**DOCUMENT EXCERPT**
— begin —

As it stands, I still love the watch as it's quality of finish is the best of any watch I own. However, the timekeeping is really starting to irritate me and I may consider off-loading it soon as there are other fantastic watches out there that can tell the time fairly accurately. :-s At the end of the day a watch is more than a piece of jewellery and it still needs to perform what it was designed to do: tell the time.


----------



## Hary

Hary said:


> Got my BP back yesterday after being regulated by Richemont Singapore. It took them only couple of hours to regulate it. After 24hrs. the accuracy has improved, instead of +15 sec/day, now +10 sec/day, still far from my expectation. However I will monitor it over the next few days


I let it run for 5.5 days in one position, from full power reserve. The result is +10.3sec/day. Still far from satisfactory, but I will wear it in the next few days to monitor it again.


----------



## rnguy001

*Oh good's it' NOT just me*

Love my 5004, but it definitely runs fast. Definitely for me related to how much power reserve's left

after about a week i'm about 5-7 minutes fast. GASP! 
probably gonna send it in before the warranty runs out next Jan..

Rich


----------



## Driver.8

*Re: Oh good's it' NOT just me*



rnguy001 said:


> Love my 5004, but it definitely runs fast. Definitely for me related to how much power reserve's left
> 
> after about a week i'm about 5-7 minutes fast. GASP!
> probably gonna send it in before the warranty runs out next Jan..
> 
> Rich


That's an isochronism issue you have there. IWC should be able to fix it for you, but if mine is anything to go by, they won't be able to.

— end —

**RECORD EXCERPTS**
— begin —

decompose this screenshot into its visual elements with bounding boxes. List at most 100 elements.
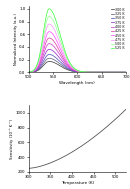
375 K: [125, 71, 127, 73]
300 K: [28, 71, 29, 73]
325 K: [45, 59, 47, 61]
450 K: [53, 34, 55, 37]
375 K: [53, 50, 55, 53]
500 K: [53, 21, 55, 23]
400 K: [101, 71, 103, 73]
Line: 350 K: 350 K: [29, 54, 126, 72]
400 K: [48, 43, 50, 45]
525 K: [85, 71, 87, 73]
400 K: [72, 69, 74, 71]
450 K: [45, 36, 47, 39]
525 K: [101, 71, 103, 73]
375 K: [93, 71, 95, 73]
300 K: [72, 70, 74, 72]
350 K: [48, 53, 50, 56]
500 K: [125, 71, 127, 73]
325 K: [93, 71, 95, 73]
525 K: [28, 71, 29, 73]
350 K: [125, 71, 127, 73]
Line: 300 K: 300 K: [29, 61, 126, 72]
375 K: [28, 71, 29, 73]
500 K: [45, 23, 47, 25]
Y-axis label: Sensitivity (10⁻³ K⁻¹): Sensitivity (10⁻³ K⁻¹): [9, 119, 14, 159]
450 K: [125, 71, 127, 73]
Line: 450 K: 450 K: [29, 32, 126, 72]
425 K: [28, 71, 29, 73]
300 K: [53, 61, 55, 64]
325 K: [48, 57, 50, 59]
450 K: [48, 30, 50, 33]
375 K: [48, 48, 50, 50]
400 K: [85, 71, 87, 73]
475 K: [72, 67, 74, 69]
375 K: [45, 51, 47, 54]
475 K: [85, 71, 87, 73]
350 K: [53, 55, 55, 57]
475 K: [93, 71, 95, 73]
X-axis label: Temperature (K): Temperature (K): [61, 180, 94, 185]
350 K: [72, 70, 74, 72]
500 K: [72, 66, 74, 69]
450 K: [93, 71, 95, 73]
425 K: [45, 42, 47, 44]
450 K: [28, 71, 29, 73]
525 K: [45, 17, 47, 19]
350 K: [85, 71, 87, 73]
400 K: [53, 45, 55, 47]
425 K: [72, 68, 74, 70]
400 K: [45, 46, 47, 49]
Line: 325 K: 325 K: [29, 58, 126, 72]
475 K: [53, 27, 55, 30]
300 K: [48, 60, 50, 63]
425 K: [125, 71, 127, 73]
325 K: [28, 71, 29, 73]
300 K: [85, 71, 87, 73]
400 K: [28, 71, 29, 73]
475 K: [45, 30, 47, 32]
325 K: [72, 70, 74, 72]
475 K: [125, 71, 127, 73]
350 K: [93, 71, 95, 73]
500 K: [28, 71, 29, 73]
450 K: [85, 71, 87, 73]
X-axis label: Wavelength (nm): Wavelength (nm): [59, 81, 95, 85]
400 K: [93, 71, 95, 73]
300 K: [45, 62, 47, 64]
350 K: [28, 71, 29, 73]
425 K: [53, 40, 55, 42]
375 K: [85, 71, 87, 73]
Line: 475 K: 475 K: [29, 24, 126, 72]
475 K: [28, 71, 29, 73]
425 K: [85, 71, 87, 73]
325 K: [53, 58, 55, 61]
500 K: [48, 15, 50, 18]
Y-axis label: Normalized Intensity (a.u.): Normalized Intensity (a.u.): [14, 13, 18, 65]
500 K: [101, 71, 103, 73]
425 K: [101, 71, 103, 73]
500 K: [93, 71, 95, 73]
300 K: [125, 71, 127, 73]
525 K: [125, 71, 127, 73]
Line: 400 K: 400 K: [29, 44, 126, 72]
475 K: [48, 23, 50, 25]
Line: 525 K: 525 K: [29, 9, 126, 72]
Line: 375 K: 375 K: [29, 49, 126, 72]
425 K: [93, 71, 95, 73]
300 K: [101, 71, 103, 73]
325 K: [101, 71, 103, 73]
375 K: [72, 69, 74, 71]
500 K: [85, 71, 87, 73]
Line: 500 K: 500 K: [29, 16, 126, 72]
Line: 425 K: 425 K: [29, 38, 126, 72]
475 K: [101, 71, 103, 73]
450 K: [101, 71, 103, 73]
325 K: [125, 71, 127, 73]
525 K: [48, 8, 50, 10]
450 K: [72, 68, 74, 70]
Legend: 300 K, 325 K, 350 K, 375 K, 400 K, 425 K, 450 K, 475 K, 500 K, 525 K: 300 K, 325 K, 350 K, 375 K, 400 K, 425 K…: [111, 7, 125, 51]
525 K: [93, 71, 95, 73]
425 K: [48, 37, 50, 39]
350 K: [45, 56, 47, 58]
525 K: [72, 66, 74, 68]
325 K: [85, 71, 87, 73]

— end —

**DIRECTION**
Continue the forum thread about watch timekeeping from the point where it stops. The records were taken from a separate source.

**RESULT OF THE TASK**
----------



## Hary

Hary said:


> I let it run for 5.5 days in one position, from full power reserve. The result is +10.3sec/day. Still far from satisfactory, but I will wear it in the next few days to monitor it again.


I let it run until it stops (7.5 days), the result of the accuracy got worse in the last 2 days of its remaining power reserve. Overall, it still runs fast +12sec/day, slight improvement after being tweaked by Richemont. Before the warranty expires, I will bring it there again for another adjustment


----------



## jm111

*Wow, this is a great thread...*

I am seriously considering a 5001 as my next purchase (also considering a couple of other brands), but now I'm a little concerned. I don't expect a mechanical watch to be near perfect, and I also expect there to be some bad apples in a bunch that may need warranty repair before running to the level it should, but these replies are definitely a little concerning for a watch of this caliber and price point. I had only heard glowing reviews of this watch, and wasn't aware of potential timekeeping issues on the 5001. I'll have to keep tabs on this or maybe keep considering some of the other IWC's without the 7-day reserve, as there are others that I also like.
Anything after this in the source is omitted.